* Directions for this task
Extract every line of the material that holds the string "محمد".

[Data records]

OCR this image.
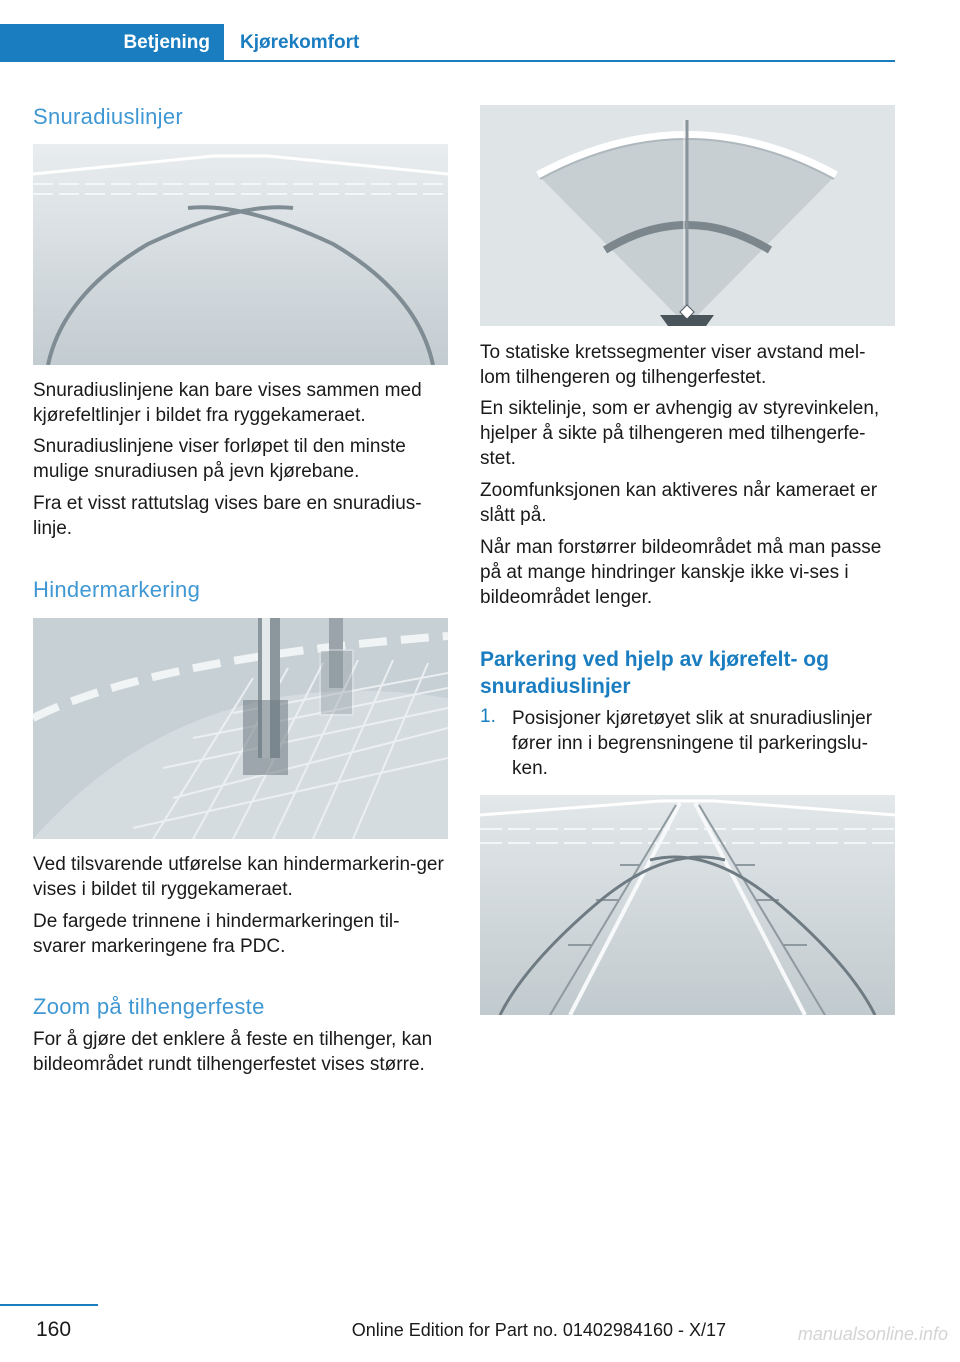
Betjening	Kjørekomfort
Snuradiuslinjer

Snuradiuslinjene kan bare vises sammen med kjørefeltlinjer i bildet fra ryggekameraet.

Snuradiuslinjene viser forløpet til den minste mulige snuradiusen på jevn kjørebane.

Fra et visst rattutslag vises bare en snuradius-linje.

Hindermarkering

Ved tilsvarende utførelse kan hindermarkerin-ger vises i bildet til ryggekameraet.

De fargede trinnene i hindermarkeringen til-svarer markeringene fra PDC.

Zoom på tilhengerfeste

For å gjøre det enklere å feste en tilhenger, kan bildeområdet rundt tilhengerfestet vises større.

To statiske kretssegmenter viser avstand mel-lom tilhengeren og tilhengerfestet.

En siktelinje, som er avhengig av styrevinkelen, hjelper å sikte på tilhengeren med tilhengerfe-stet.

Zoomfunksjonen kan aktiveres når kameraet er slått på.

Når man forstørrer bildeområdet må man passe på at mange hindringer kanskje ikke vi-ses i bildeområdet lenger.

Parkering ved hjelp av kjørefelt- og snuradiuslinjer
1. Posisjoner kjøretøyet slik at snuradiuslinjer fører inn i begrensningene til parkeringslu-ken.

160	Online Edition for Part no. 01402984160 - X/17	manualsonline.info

---

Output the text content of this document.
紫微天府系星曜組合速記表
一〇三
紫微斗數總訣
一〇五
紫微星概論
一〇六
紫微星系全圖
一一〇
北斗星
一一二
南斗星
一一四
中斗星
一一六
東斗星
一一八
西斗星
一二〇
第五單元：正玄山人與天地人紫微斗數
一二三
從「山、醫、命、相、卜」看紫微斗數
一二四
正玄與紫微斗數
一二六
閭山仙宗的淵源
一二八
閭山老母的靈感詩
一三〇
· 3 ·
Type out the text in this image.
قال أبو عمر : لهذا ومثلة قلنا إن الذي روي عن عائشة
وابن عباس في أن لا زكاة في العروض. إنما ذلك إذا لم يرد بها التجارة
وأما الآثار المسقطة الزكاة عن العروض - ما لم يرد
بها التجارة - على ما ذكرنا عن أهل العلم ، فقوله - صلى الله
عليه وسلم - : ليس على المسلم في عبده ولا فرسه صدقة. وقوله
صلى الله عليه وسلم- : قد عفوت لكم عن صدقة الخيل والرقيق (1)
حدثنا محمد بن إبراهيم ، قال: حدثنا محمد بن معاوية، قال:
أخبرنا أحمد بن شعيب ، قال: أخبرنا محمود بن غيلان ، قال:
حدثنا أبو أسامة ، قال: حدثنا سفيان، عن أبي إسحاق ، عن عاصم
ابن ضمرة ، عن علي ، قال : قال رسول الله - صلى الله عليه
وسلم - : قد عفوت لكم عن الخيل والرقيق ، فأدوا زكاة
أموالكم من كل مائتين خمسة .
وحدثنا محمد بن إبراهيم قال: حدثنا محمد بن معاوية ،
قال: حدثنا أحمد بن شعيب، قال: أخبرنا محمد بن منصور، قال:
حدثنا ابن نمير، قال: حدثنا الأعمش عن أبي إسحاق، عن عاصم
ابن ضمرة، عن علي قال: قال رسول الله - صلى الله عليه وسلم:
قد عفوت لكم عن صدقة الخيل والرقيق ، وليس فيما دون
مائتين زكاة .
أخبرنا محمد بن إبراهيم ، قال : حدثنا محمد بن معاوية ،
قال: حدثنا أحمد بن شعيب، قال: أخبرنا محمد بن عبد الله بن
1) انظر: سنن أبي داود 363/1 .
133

* Output for this exercise
حدثنا محمد بن إبراهيم ، قال: حدثنا محمد بن معاوية، قال:
وحدثنا محمد بن إبراهيم قال: حدثنا محمد بن معاوية ،
قال: حدثنا أحمد بن شعيب، قال: أخبرنا محمد بن منصور، قال:
أخبرنا محمد بن إبراهيم ، قال : حدثنا محمد بن معاوية ،
قال: حدثنا أحمد بن شعيب، قال: أخبرنا محمد بن عبد الله بن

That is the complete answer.